• The problem: For each line of the data below that holds "name", copy the line.

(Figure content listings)
-----

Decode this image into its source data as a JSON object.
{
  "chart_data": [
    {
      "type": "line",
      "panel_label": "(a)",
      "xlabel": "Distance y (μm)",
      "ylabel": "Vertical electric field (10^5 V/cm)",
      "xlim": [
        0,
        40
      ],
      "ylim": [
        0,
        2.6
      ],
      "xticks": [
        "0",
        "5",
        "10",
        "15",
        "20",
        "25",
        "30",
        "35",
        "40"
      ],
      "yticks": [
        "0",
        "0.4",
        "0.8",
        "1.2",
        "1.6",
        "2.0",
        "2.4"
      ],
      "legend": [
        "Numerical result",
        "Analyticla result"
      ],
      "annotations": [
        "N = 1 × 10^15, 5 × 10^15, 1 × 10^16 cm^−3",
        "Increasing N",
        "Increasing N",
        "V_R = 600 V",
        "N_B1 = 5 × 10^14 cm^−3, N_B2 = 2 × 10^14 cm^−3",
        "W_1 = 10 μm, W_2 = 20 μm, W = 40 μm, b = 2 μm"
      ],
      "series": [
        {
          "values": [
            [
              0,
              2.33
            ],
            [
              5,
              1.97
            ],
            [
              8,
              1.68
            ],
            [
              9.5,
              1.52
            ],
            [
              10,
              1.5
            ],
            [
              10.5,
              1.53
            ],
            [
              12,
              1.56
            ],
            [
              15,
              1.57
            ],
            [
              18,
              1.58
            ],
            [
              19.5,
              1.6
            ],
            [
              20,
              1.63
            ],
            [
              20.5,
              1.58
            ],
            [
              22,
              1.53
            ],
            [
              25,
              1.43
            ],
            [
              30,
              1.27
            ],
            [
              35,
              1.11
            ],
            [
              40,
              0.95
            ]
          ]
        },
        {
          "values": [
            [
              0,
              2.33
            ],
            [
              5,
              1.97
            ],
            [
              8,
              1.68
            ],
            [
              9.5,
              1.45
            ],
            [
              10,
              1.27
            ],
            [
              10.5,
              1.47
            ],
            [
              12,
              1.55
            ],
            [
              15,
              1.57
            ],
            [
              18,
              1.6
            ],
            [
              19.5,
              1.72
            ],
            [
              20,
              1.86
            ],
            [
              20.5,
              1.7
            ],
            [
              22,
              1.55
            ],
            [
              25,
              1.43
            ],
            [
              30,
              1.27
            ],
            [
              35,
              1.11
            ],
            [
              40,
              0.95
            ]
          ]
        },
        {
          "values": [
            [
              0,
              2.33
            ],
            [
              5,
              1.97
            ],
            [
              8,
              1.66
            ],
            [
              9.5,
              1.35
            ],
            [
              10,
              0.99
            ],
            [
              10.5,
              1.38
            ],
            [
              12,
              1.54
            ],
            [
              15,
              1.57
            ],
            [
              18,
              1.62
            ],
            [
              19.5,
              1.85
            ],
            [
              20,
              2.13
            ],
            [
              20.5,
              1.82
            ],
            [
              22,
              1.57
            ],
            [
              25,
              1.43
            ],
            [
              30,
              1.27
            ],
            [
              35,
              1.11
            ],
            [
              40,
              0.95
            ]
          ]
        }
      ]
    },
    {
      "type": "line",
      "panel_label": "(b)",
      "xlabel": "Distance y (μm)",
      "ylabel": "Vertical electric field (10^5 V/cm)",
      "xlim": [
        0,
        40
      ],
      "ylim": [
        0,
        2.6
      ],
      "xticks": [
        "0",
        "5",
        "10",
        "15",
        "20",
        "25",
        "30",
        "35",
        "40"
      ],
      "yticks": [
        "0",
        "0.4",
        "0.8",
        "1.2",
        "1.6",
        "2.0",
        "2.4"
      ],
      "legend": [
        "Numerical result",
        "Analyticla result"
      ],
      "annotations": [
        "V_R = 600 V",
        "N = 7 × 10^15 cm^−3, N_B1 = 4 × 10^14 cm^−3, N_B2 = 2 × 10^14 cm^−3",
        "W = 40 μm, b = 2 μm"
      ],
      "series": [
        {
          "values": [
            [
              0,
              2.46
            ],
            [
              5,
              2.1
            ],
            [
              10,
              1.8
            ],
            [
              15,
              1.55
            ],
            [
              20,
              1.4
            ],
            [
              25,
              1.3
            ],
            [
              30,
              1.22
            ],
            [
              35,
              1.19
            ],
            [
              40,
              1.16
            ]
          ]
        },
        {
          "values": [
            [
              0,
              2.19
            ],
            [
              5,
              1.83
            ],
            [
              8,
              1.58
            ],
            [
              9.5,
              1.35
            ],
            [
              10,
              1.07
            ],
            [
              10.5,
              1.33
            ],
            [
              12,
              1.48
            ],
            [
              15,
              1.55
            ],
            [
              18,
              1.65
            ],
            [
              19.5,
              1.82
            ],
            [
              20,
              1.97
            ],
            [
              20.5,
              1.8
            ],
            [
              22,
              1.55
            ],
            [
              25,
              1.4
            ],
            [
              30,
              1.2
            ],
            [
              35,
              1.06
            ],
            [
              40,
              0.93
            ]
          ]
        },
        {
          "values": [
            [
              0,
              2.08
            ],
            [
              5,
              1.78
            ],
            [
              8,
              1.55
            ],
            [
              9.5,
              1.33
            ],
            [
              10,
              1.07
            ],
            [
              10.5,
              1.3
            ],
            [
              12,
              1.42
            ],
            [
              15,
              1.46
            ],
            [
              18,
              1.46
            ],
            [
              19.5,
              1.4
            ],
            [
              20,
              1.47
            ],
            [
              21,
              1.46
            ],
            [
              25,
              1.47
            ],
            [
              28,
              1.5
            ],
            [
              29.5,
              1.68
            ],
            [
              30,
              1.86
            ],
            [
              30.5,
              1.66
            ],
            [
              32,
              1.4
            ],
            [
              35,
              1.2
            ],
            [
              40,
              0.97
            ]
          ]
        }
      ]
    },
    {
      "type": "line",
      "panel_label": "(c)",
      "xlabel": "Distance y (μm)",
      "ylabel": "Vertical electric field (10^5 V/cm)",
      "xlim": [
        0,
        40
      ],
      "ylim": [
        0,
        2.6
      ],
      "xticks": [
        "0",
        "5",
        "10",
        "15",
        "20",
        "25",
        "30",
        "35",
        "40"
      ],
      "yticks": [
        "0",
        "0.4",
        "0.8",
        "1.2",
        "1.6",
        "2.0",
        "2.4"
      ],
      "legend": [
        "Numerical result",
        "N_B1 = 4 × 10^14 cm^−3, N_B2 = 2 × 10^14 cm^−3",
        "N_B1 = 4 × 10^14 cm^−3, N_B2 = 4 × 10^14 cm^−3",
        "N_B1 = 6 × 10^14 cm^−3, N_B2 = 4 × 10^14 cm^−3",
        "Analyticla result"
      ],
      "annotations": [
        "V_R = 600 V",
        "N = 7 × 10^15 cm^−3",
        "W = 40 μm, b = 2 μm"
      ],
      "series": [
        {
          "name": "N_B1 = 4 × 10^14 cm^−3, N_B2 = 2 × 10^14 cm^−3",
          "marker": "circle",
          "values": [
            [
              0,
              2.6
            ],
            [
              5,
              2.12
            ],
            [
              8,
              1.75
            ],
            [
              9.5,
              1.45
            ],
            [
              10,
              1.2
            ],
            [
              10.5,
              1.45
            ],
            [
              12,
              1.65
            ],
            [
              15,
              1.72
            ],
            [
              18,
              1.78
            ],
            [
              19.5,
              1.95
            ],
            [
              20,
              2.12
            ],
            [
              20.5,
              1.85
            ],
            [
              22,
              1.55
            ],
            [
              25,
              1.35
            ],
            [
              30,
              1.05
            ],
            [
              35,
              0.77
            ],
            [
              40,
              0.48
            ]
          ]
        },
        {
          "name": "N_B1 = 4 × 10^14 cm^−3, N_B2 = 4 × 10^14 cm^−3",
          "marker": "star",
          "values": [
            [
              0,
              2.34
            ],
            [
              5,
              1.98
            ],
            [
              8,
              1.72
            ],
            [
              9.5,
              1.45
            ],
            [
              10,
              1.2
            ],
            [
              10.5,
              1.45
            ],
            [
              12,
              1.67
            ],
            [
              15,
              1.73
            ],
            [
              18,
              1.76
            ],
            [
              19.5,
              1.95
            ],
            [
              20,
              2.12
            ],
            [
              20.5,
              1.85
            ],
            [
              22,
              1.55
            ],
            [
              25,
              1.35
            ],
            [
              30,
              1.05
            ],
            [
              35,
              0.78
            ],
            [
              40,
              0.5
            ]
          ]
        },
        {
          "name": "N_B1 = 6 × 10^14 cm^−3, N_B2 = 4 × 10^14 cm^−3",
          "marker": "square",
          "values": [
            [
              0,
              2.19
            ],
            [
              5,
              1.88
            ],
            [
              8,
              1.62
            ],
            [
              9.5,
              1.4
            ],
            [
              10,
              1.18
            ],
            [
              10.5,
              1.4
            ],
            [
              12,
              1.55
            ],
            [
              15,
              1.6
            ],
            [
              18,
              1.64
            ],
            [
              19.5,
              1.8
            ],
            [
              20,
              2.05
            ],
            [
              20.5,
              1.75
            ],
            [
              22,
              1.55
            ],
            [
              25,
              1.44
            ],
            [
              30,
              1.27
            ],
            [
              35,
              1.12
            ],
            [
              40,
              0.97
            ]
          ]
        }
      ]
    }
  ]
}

-----

• Task answer:
          "name": "N_B1 = 4 × 10^14 cm^−3, N_B2 = 2 × 10^14 cm^−3",
          "name": "N_B1 = 4 × 10^14 cm^−3, N_B2 = 4 × 10^14 cm^−3",
          "name": "N_B1 = 6 × 10^14 cm^−3, N_B2 = 4 × 10^14 cm^−3",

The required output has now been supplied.